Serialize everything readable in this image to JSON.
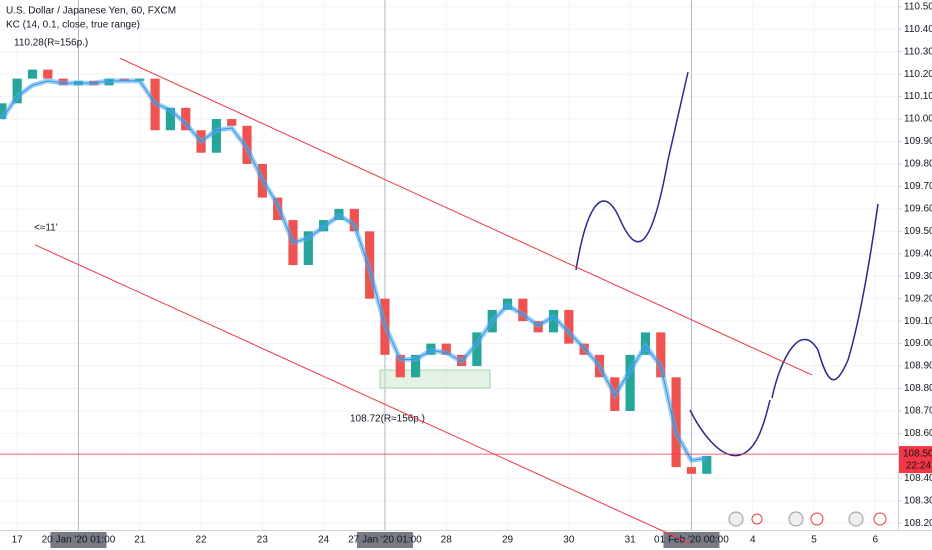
{
  "chart_data": {
    "type": "candlestick",
    "title": "U.S. Dollar / Japanese Yen, 60, FXCM",
    "indicator": "KC (14, 0.1, close, true range)",
    "annotations": [
      "110.28(R≈156p.)",
      "108.72(R≈156p.)",
      "<≈11'"
    ],
    "last_price": {
      "value": 108.508,
      "label": "108.508",
      "countdown": "22:24"
    },
    "up_color": "#26a69a",
    "down_color": "#ef5350",
    "kc_color": "#5aa9e6",
    "trend_color": "#f23645",
    "x": [
      -0.25,
      0,
      0.25,
      0.5,
      0.75,
      1,
      1.25,
      1.5,
      1.75,
      2,
      2.25,
      2.5,
      2.75,
      3,
      3.25,
      3.5,
      3.75,
      4,
      4.25,
      4.5,
      4.75,
      5,
      5.25,
      5.5,
      5.75,
      6,
      6.25,
      6.5,
      6.75,
      7,
      7.25,
      7.5,
      7.75,
      8,
      8.25,
      8.5,
      8.75,
      9,
      9.25,
      9.5,
      9.75,
      10,
      10.25,
      10.5,
      10.75,
      11,
      11.25
    ],
    "open": [
      110.0,
      110.07,
      110.18,
      110.22,
      110.18,
      110.15,
      110.17,
      110.15,
      110.18,
      110.17,
      110.18,
      109.95,
      110.05,
      109.95,
      109.85,
      110.0,
      109.97,
      109.8,
      109.65,
      109.55,
      109.35,
      109.5,
      109.55,
      109.6,
      109.5,
      109.2,
      108.95,
      108.85,
      108.95,
      109.0,
      108.95,
      108.9,
      109.05,
      109.15,
      109.2,
      109.1,
      109.05,
      109.15,
      109.0,
      108.95,
      108.85,
      108.7,
      108.95,
      109.05,
      108.85,
      108.45,
      108.42
    ],
    "close": [
      110.07,
      110.18,
      110.22,
      110.18,
      110.15,
      110.17,
      110.15,
      110.18,
      110.17,
      110.18,
      109.95,
      110.05,
      109.95,
      109.85,
      110.0,
      109.97,
      109.8,
      109.65,
      109.55,
      109.35,
      109.5,
      109.55,
      109.6,
      109.5,
      109.2,
      108.95,
      108.85,
      108.95,
      109.0,
      108.95,
      108.9,
      109.05,
      109.15,
      109.2,
      109.1,
      109.05,
      109.15,
      109.0,
      108.95,
      108.85,
      108.7,
      108.95,
      109.05,
      108.85,
      108.45,
      108.42,
      108.5
    ],
    "kc": [
      110.0,
      110.1,
      110.15,
      110.17,
      110.16,
      110.16,
      110.16,
      110.17,
      110.17,
      110.17,
      110.07,
      110.04,
      109.98,
      109.9,
      109.95,
      109.96,
      109.87,
      109.73,
      109.62,
      109.45,
      109.47,
      109.52,
      109.57,
      109.53,
      109.33,
      109.08,
      108.93,
      108.93,
      108.97,
      108.96,
      108.92,
      109.0,
      109.1,
      109.17,
      109.13,
      109.08,
      109.12,
      109.05,
      108.98,
      108.9,
      108.77,
      108.88,
      108.99,
      108.9,
      108.6,
      108.48,
      108.49
    ],
    "trend_lines": [
      {
        "x": [
          1.68,
          12.97
        ],
        "y": [
          110.27,
          108.86
        ]
      },
      {
        "x": [
          0.29,
          10.98
        ],
        "y": [
          109.44,
          108.11
        ]
      }
    ],
    "xlim": [
      -0.28,
      14.37
    ],
    "xticks": [
      {
        "value": 0,
        "label": "17"
      },
      {
        "value": 1,
        "label": "20 Jan '20   01:00"
      },
      {
        "value": 2,
        "label": "21"
      },
      {
        "value": 3,
        "label": "22"
      },
      {
        "value": 4,
        "label": "23"
      },
      {
        "value": 5,
        "label": "24"
      },
      {
        "value": 6,
        "label": "27 Jan '20   01:00"
      },
      {
        "value": 7,
        "label": "28"
      },
      {
        "value": 8,
        "label": "29"
      },
      {
        "value": 9,
        "label": "30"
      },
      {
        "value": 10,
        "label": "31"
      },
      {
        "value": 11,
        "label": "01 Feb '20   00:00"
      },
      {
        "value": 12,
        "label": "4"
      },
      {
        "value": 13,
        "label": "5"
      },
      {
        "value": 14,
        "label": "6"
      }
    ],
    "ylim": [
      108.17,
      110.53
    ],
    "yticks": [
      {
        "value": 110.5,
        "label": "110.50"
      },
      {
        "value": 110.4,
        "label": "110.40"
      },
      {
        "value": 110.3,
        "label": "110.30"
      },
      {
        "value": 110.2,
        "label": "110.20"
      },
      {
        "value": 110.1,
        "label": "110.10"
      },
      {
        "value": 110.0,
        "label": "110.000"
      },
      {
        "value": 109.9,
        "label": "109.900"
      },
      {
        "value": 109.8,
        "label": "109.800"
      },
      {
        "value": 109.7,
        "label": "109.700"
      },
      {
        "value": 109.6,
        "label": "109.600"
      },
      {
        "value": 109.5,
        "label": "109.500"
      },
      {
        "value": 109.4,
        "label": "109.400"
      },
      {
        "value": 109.3,
        "label": "109.300"
      },
      {
        "value": 109.2,
        "label": "109.200"
      },
      {
        "value": 109.1,
        "label": "109.100"
      },
      {
        "value": 109.0,
        "label": "109.000"
      },
      {
        "value": 108.9,
        "label": "108.900"
      },
      {
        "value": 108.8,
        "label": "108.800"
      },
      {
        "value": 108.7,
        "label": "108.700"
      },
      {
        "value": 108.6,
        "label": "108.600"
      },
      {
        "value": 108.4,
        "label": "108.400"
      },
      {
        "value": 108.3,
        "label": "108.300"
      },
      {
        "value": 108.2,
        "label": "108.200"
      }
    ]
  }
}
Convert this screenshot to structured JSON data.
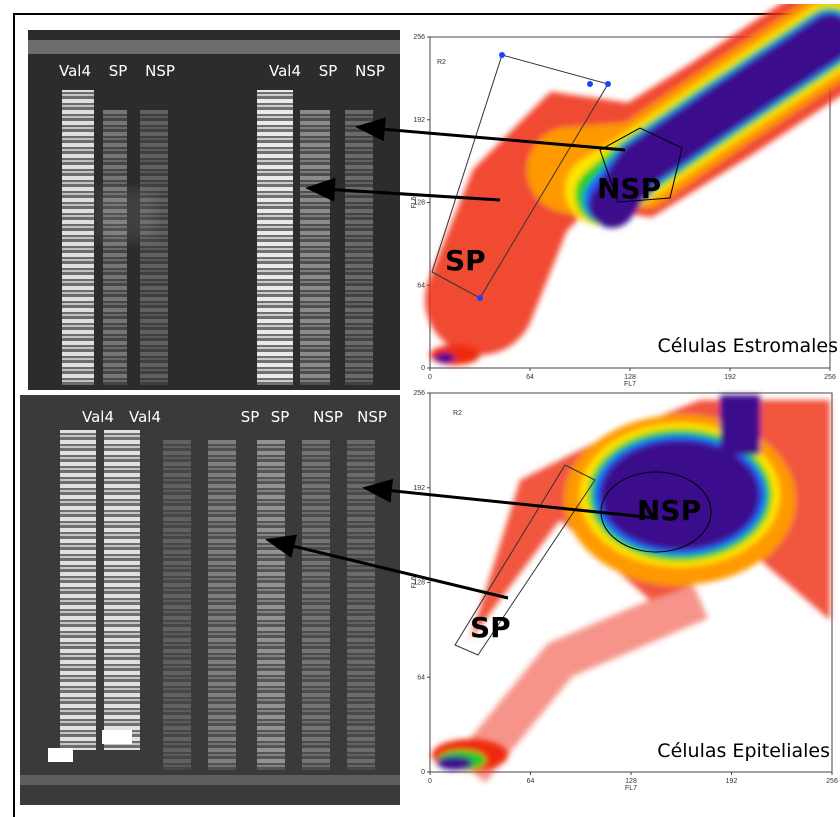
{
  "figure": [
    {
      "gel_lanes": [
        "Val4",
        "SP",
        "NSP",
        "Val4",
        "SP",
        "NSP"
      ],
      "plot": {
        "gate": "R2",
        "x_label": "FL7",
        "y_label": "FL6",
        "xticks": [
          0,
          64,
          128,
          192,
          256
        ],
        "yticks": [
          0,
          64,
          128,
          192,
          256
        ],
        "sp_label": "SP",
        "nsp_label": "NSP",
        "caption": "Células Estromales"
      }
    },
    {
      "gel_lanes": [
        "Val4",
        "Val4",
        "SP",
        "SP",
        "NSP",
        "NSP"
      ],
      "plot": {
        "gate": "R2",
        "x_label": "FL7",
        "y_label": "FL6",
        "xticks": [
          0,
          64,
          128,
          192,
          256
        ],
        "yticks": [
          0,
          64,
          128,
          192,
          256
        ],
        "sp_label": "SP",
        "nsp_label": "NSP",
        "caption": "Células Epiteliales"
      }
    }
  ]
}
◇ ◇ ◇
Repeat the lines above exactly, and keep every picture out.

- RESULT OF THIS EXERCISE
Serialize everything readable in this image to JSON.
{
  "chart_data": {
    "type": "candlestick",
    "title": "U.S. Dollar / Japanese Yen, 60, FXCM",
    "indicator": "KC (14, 0.1, close, true range)",
    "annotations": [
      "110.28(R≈156p.)",
      "108.72(R≈156p.)",
      "<≈11'"
    ],
    "last_price": {
      "value": 108.508,
      "label": "108.508",
      "countdown": "22:24"
    },
    "up_color": "#26a69a",
    "down_color": "#ef5350",
    "kc_color": "#5aa9e6",
    "trend_color": "#f23645",
    "x": [
      -0.25,
      0,
      0.25,
      0.5,
      0.75,
      1,
      1.25,
      1.5,
      1.75,
      2,
      2.25,
      2.5,
      2.75,
      3,
      3.25,
      3.5,
      3.75,
      4,
      4.25,
      4.5,
      4.75,
      5,
      5.25,
      5.5,
      5.75,
      6,
      6.25,
      6.5,
      6.75,
      7,
      7.25,
      7.5,
      7.75,
      8,
      8.25,
      8.5,
      8.75,
      9,
      9.25,
      9.5,
      9.75,
      10,
      10.25,
      10.5,
      10.75,
      11,
      11.25
    ],
    "open": [
      110.0,
      110.07,
      110.18,
      110.22,
      110.18,
      110.15,
      110.17,
      110.15,
      110.18,
      110.17,
      110.18,
      109.95,
      110.05,
      109.95,
      109.85,
      110.0,
      109.97,
      109.8,
      109.65,
      109.55,
      109.35,
      109.5,
      109.55,
      109.6,
      109.5,
      109.2,
      108.95,
      108.85,
      108.95,
      109.0,
      108.95,
      108.9,
      109.05,
      109.15,
      109.2,
      109.1,
      109.05,
      109.15,
      109.0,
      108.95,
      108.85,
      108.7,
      108.95,
      109.05,
      108.85,
      108.45,
      108.42
    ],
    "close": [
      110.07,
      110.18,
      110.22,
      110.18,
      110.15,
      110.17,
      110.15,
      110.18,
      110.17,
      110.18,
      109.95,
      110.05,
      109.95,
      109.85,
      110.0,
      109.97,
      109.8,
      109.65,
      109.55,
      109.35,
      109.5,
      109.55,
      109.6,
      109.5,
      109.2,
      108.95,
      108.85,
      108.95,
      109.0,
      108.95,
      108.9,
      109.05,
      109.15,
      109.2,
      109.1,
      109.05,
      109.15,
      109.0,
      108.95,
      108.85,
      108.7,
      108.95,
      109.05,
      108.85,
      108.45,
      108.42,
      108.5
    ],
    "kc": [
      110.0,
      110.1,
      110.15,
      110.17,
      110.16,
      110.16,
      110.16,
      110.17,
      110.17,
      110.17,
      110.07,
      110.04,
      109.98,
      109.9,
      109.95,
      109.96,
      109.87,
      109.73,
      109.62,
      109.45,
      109.47,
      109.52,
      109.57,
      109.53,
      109.33,
      109.08,
      108.93,
      108.93,
      108.97,
      108.96,
      108.92,
      109.0,
      109.1,
      109.17,
      109.13,
      109.08,
      109.12,
      109.05,
      108.98,
      108.9,
      108.77,
      108.88,
      108.99,
      108.9,
      108.6,
      108.48,
      108.49
    ],
    "trend_lines": [
      {
        "x": [
          1.68,
          12.97
        ],
        "y": [
          110.27,
          108.86
        ]
      },
      {
        "x": [
          0.29,
          10.98
        ],
        "y": [
          109.44,
          108.11
        ]
      }
    ],
    "xlim": [
      -0.28,
      14.37
    ],
    "xticks": [
      {
        "value": 0,
        "label": "17"
      },
      {
        "value": 1,
        "label": "20 Jan '20   01:00"
      },
      {
        "value": 2,
        "label": "21"
      },
      {
        "value": 3,
        "label": "22"
      },
      {
        "value": 4,
        "label": "23"
      },
      {
        "value": 5,
        "label": "24"
      },
      {
        "value": 6,
        "label": "27 Jan '20   01:00"
      },
      {
        "value": 7,
        "label": "28"
      },
      {
        "value": 8,
        "label": "29"
      },
      {
        "value": 9,
        "label": "30"
      },
      {
        "value": 10,
        "label": "31"
      },
      {
        "value": 11,
        "label": "01 Feb '20   00:00"
      },
      {
        "value": 12,
        "label": "4"
      },
      {
        "value": 13,
        "label": "5"
      },
      {
        "value": 14,
        "label": "6"
      }
    ],
    "ylim": [
      108.17,
      110.53
    ],
    "yticks": [
      {
        "value": 110.5,
        "label": "110.50"
      },
      {
        "value": 110.4,
        "label": "110.40"
      },
      {
        "value": 110.3,
        "label": "110.30"
      },
      {
        "value": 110.2,
        "label": "110.20"
      },
      {
        "value": 110.1,
        "label": "110.10"
      },
      {
        "value": 110.0,
        "label": "110.000"
      },
      {
        "value": 109.9,
        "label": "109.900"
      },
      {
        "value": 109.8,
        "label": "109.800"
      },
      {
        "value": 109.7,
        "label": "109.700"
      },
      {
        "value": 109.6,
        "label": "109.600"
      },
      {
        "value": 109.5,
        "label": "109.500"
      },
      {
        "value": 109.4,
        "label": "109.400"
      },
      {
        "value": 109.3,
        "label": "109.300"
      },
      {
        "value": 109.2,
        "label": "109.200"
      },
      {
        "value": 109.1,
        "label": "109.100"
      },
      {
        "value": 109.0,
        "label": "109.000"
      },
      {
        "value": 108.9,
        "label": "108.900"
      },
      {
        "value": 108.8,
        "label": "108.800"
      },
      {
        "value": 108.7,
        "label": "108.700"
      },
      {
        "value": 108.6,
        "label": "108.600"
      },
      {
        "value": 108.4,
        "label": "108.400"
      },
      {
        "value": 108.3,
        "label": "108.300"
      },
      {
        "value": 108.2,
        "label": "108.200"
      }
    ]
  }
}
Convert this screenshot to structured JSON data.
{
  "figure": [
    {
      "gel_lanes": [
        "Val4",
        "SP",
        "NSP",
        "Val4",
        "SP",
        "NSP"
      ],
      "plot": {
        "gate": "R2",
        "x_label": "FL7",
        "y_label": "FL6",
        "xticks": [
          0,
          64,
          128,
          192,
          256
        ],
        "yticks": [
          0,
          64,
          128,
          192,
          256
        ],
        "sp_label": "SP",
        "nsp_label": "NSP",
        "caption": "Células Estromales"
      }
    },
    {
      "gel_lanes": [
        "Val4",
        "Val4",
        "SP",
        "SP",
        "NSP",
        "NSP"
      ],
      "plot": {
        "gate": "R2",
        "x_label": "FL7",
        "y_label": "FL6",
        "xticks": [
          0,
          64,
          128,
          192,
          256
        ],
        "yticks": [
          0,
          64,
          128,
          192,
          256
        ],
        "sp_label": "SP",
        "nsp_label": "NSP",
        "caption": "Células Epiteliales"
      }
    }
  ]
}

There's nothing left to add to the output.